YOUR TASK ::
Transcribe every line, keeping it exact.
»»
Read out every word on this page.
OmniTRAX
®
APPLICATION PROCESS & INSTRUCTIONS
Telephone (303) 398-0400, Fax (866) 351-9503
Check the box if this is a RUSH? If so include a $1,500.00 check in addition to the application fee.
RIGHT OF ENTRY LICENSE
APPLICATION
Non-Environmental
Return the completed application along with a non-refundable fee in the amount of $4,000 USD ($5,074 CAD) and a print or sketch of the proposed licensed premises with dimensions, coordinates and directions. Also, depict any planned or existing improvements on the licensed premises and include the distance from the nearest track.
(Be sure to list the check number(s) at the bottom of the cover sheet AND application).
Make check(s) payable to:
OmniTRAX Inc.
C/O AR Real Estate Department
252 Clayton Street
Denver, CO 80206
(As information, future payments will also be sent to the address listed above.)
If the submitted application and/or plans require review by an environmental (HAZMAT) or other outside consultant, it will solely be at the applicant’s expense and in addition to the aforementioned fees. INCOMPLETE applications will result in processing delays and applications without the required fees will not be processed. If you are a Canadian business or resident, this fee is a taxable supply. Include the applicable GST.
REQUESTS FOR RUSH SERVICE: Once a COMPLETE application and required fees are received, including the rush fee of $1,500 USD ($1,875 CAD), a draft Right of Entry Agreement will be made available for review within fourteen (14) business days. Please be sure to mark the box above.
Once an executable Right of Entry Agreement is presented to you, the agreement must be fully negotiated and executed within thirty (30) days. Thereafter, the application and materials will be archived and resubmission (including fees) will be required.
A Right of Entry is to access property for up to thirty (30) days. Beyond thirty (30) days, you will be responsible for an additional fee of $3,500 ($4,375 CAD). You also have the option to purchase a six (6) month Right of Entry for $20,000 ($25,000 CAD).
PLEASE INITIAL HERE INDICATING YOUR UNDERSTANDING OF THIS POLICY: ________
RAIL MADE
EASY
««
EXPECTED ANSWER ::
Read out every word on this page.
OmniTRAX
®
APPLICATION PROCESS & INSTRUCTIONS
Telephone (303) 398-0400, Fax (866) 351-9503
Check the box if this is a RUSH? If so include a $1,500.00 check in addition to the application fee.
RIGHT OF ENTRY LICENSE
APPLICATION
Non-Environmental
Return the completed application along with a non-refundable fee in the amount of $4,000 USD ($5,074 CAD) and a print or sketch of the proposed licensed premises with dimensions, coordinates and directions. Also, depict any planned or existing improvements on the licensed premises and include the distance from the nearest track.
(Be sure to list the check number(s) at the bottom of the cover sheet AND application).
Make check(s) payable to:
OmniTRAX Inc.
C/O AR Real Estate Department
252 Clayton Street
Denver, CO 80206
(As information, future payments will also be sent to the address listed above.)
If the submitted application and/or plans require review by an environmental (HAZMAT) or other outside consultant, it will solely be at the applicant’s expense and in addition to the aforementioned fees. INCOMPLETE applications will result in processing delays and applications without the required fees will not be processed. If you are a Canadian business or resident, this fee is a taxable supply. Include the applicable GST.
REQUESTS FOR RUSH SERVICE: Once a COMPLETE application and required fees are received, including the rush fee of $1,500 USD ($1,875 CAD), a draft Right of Entry Agreement will be made available for review within fourteen (14) business days. Please be sure to mark the box above.
Once an executable Right of Entry Agreement is presented to you, the agreement must be fully negotiated and executed within thirty (30) days. Thereafter, the application and materials will be archived and resubmission (including fees) will be required.
A Right of Entry is to access property for up to thirty (30) days. Beyond thirty (30) days, you will be responsible for an additional fee of $3,500 ($4,375 CAD). You also have the option to purchase a six (6) month Right of Entry for $20,000 ($25,000 CAD).
PLEASE INITIAL HERE INDICATING YOUR UNDERSTANDING OF THIS POLICY: ________
RAIL MADE
EASY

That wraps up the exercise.